_Stated exercise_
All of the lines below are to be printed again exactly; images are excluded from the output.

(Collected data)
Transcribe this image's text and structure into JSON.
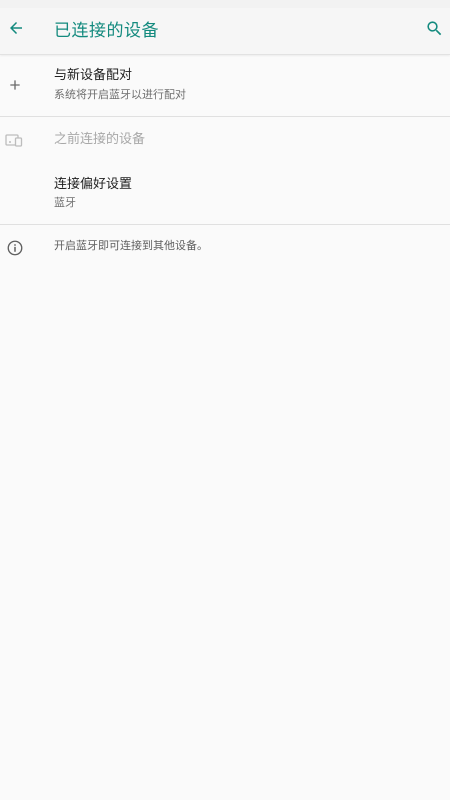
{
  "app_bar": {
    "title": "已连接的设备",
    "back_icon": "arrow-back-icon",
    "search_icon": "search-icon",
    "accent_color": "#138a7e"
  },
  "pair_new_device": {
    "icon": "plus-icon",
    "title": "与新设备配对",
    "summary": "系统将开启蓝牙以进行配对"
  },
  "previously_connected": {
    "icon": "devices-icon",
    "title": "之前连接的设备"
  },
  "connection_preferences": {
    "title": "连接偏好设置",
    "summary": "蓝牙"
  },
  "footer_info": {
    "icon": "info-icon",
    "text": "开启蓝牙即可连接到其他设备。"
  }
}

_Finished answer_
Transcribe this image's text and structure into JSON.
{
  "app_bar": {
    "title": "已连接的设备",
    "back_icon": "arrow-back-icon",
    "search_icon": "search-icon",
    "accent_color": "#138a7e"
  },
  "pair_new_device": {
    "icon": "plus-icon",
    "title": "与新设备配对",
    "summary": "系统将开启蓝牙以进行配对"
  },
  "previously_connected": {
    "icon": "devices-icon",
    "title": "之前连接的设备"
  },
  "connection_preferences": {
    "title": "连接偏好设置",
    "summary": "蓝牙"
  },
  "footer_info": {
    "icon": "info-icon",
    "text": "开启蓝牙即可连接到其他设备。"
  }
}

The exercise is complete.